• Task statement: How many lines in the listing below include the word "page"? Reply with the count alone.

• Material to process:
## BEGIN

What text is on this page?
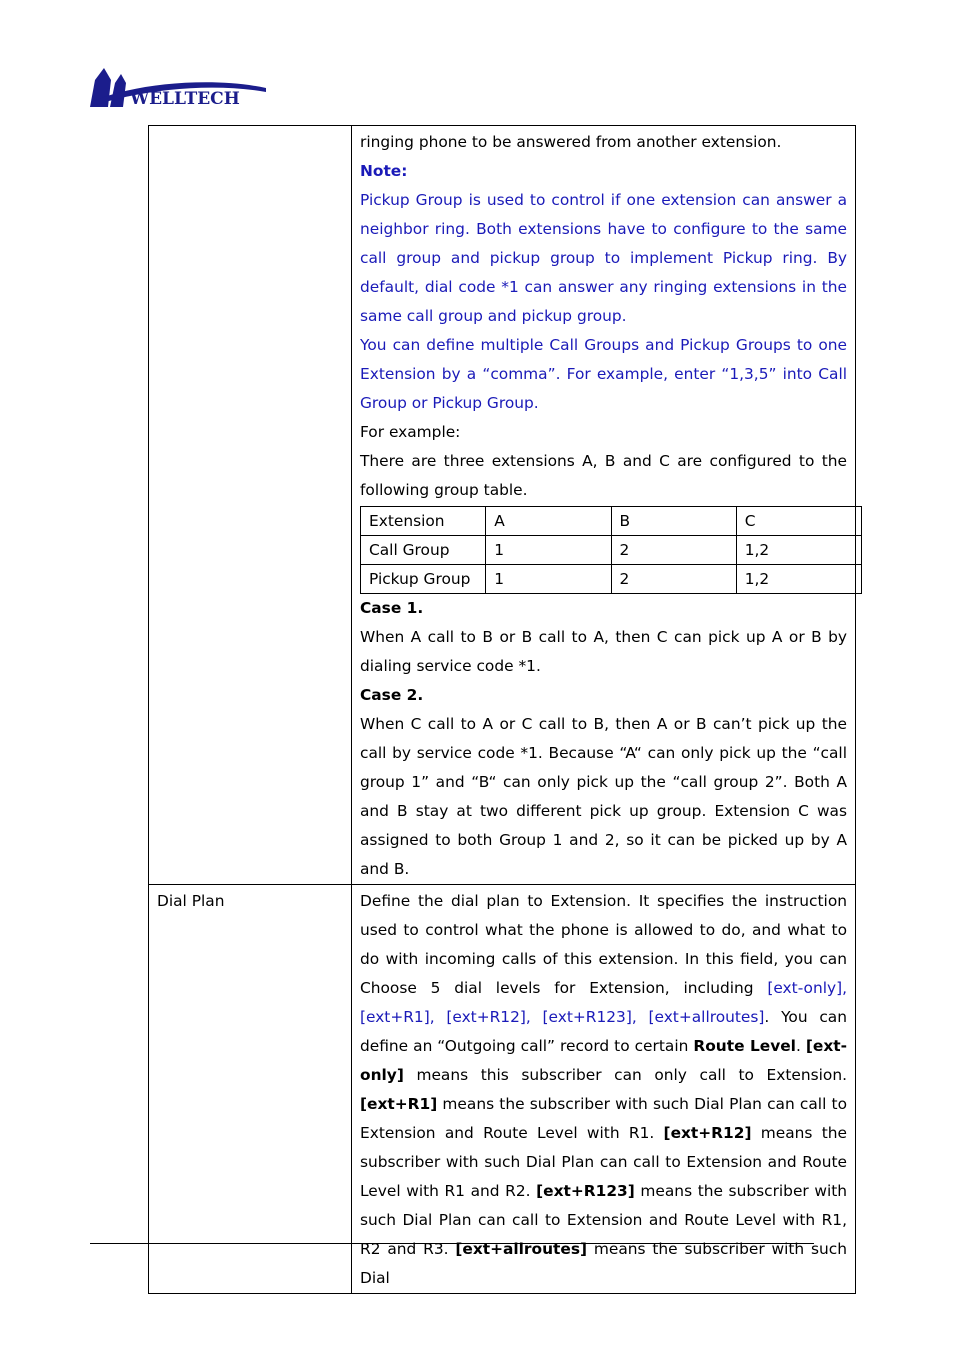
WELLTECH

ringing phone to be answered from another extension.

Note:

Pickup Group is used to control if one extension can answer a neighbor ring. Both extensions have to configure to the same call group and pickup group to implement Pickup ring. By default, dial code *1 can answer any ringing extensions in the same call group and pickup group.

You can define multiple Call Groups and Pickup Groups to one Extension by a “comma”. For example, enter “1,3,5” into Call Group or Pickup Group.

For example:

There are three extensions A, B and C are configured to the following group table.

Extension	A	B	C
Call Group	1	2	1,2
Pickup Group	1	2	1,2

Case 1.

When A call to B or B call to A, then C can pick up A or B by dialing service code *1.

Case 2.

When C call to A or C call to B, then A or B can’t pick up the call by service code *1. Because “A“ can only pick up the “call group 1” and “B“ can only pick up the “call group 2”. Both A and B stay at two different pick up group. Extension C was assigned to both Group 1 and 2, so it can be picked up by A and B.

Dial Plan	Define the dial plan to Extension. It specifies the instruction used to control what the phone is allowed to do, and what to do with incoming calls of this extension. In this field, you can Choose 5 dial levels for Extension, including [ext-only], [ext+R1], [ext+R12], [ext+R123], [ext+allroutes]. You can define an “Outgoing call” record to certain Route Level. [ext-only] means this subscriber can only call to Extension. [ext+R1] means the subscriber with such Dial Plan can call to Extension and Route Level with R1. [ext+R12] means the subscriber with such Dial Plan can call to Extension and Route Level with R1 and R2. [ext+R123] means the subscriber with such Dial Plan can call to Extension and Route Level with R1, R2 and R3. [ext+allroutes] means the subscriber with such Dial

## END
## BEGIN

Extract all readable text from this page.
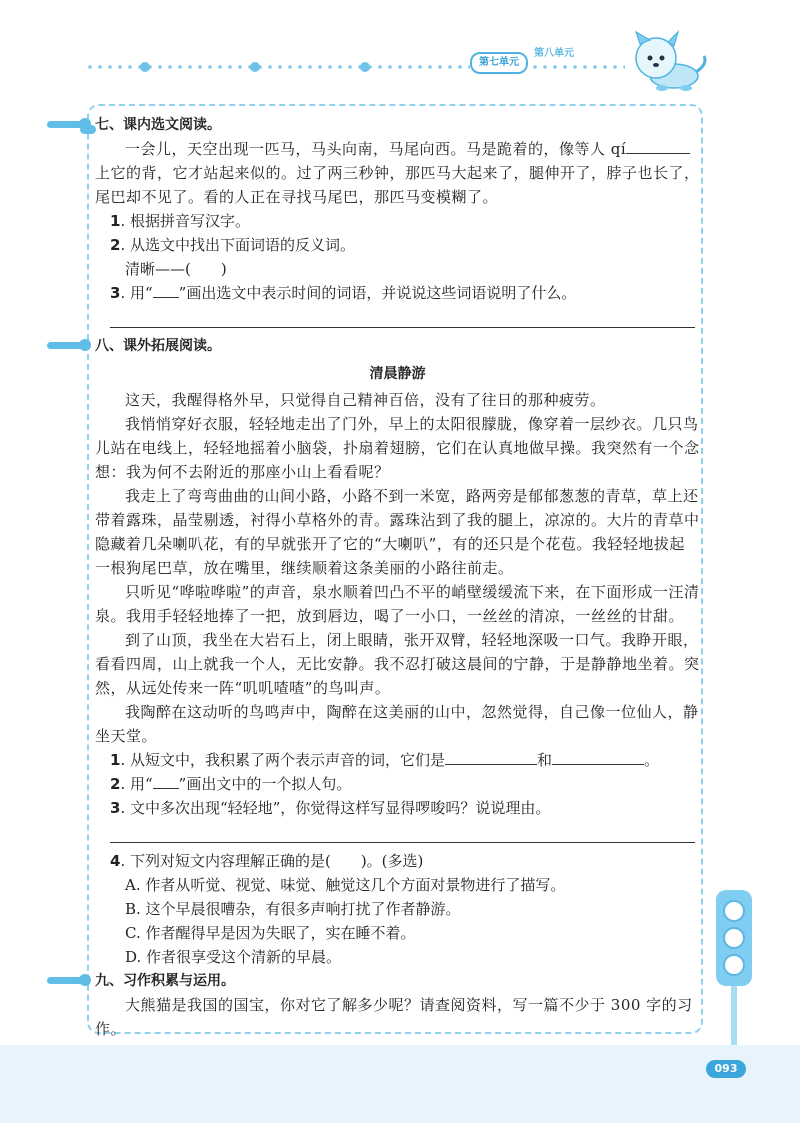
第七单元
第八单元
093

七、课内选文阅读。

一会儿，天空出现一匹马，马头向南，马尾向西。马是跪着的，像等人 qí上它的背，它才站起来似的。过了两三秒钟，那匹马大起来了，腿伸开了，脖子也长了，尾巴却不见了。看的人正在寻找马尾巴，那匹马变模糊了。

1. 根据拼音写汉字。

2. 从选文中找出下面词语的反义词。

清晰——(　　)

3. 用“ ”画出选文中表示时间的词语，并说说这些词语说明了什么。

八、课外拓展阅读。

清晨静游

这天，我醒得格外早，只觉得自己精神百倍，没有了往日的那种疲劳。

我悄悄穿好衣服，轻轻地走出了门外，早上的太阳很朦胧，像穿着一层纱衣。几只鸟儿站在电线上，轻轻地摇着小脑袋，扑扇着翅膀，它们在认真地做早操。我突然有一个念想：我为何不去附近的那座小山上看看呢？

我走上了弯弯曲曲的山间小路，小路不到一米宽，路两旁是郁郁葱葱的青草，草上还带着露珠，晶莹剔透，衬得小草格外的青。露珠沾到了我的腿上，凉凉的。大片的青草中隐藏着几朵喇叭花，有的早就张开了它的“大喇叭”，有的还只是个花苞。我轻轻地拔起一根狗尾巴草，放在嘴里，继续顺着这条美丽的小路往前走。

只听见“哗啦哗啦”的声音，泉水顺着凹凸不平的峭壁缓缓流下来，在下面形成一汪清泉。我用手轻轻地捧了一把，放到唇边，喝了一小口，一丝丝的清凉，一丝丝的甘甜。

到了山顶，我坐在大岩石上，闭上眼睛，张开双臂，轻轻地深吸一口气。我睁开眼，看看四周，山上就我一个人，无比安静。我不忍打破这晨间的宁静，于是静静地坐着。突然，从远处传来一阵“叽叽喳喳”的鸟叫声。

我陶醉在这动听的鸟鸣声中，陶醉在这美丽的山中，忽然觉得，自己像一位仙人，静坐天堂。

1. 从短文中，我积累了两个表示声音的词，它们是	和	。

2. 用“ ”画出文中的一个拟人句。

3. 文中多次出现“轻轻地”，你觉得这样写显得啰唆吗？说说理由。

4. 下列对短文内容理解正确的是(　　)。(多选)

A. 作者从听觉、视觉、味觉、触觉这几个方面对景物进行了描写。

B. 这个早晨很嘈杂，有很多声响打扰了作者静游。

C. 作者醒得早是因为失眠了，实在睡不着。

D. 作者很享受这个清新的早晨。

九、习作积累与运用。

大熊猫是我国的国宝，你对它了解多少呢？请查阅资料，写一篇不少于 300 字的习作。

## END

• Exercise result: 2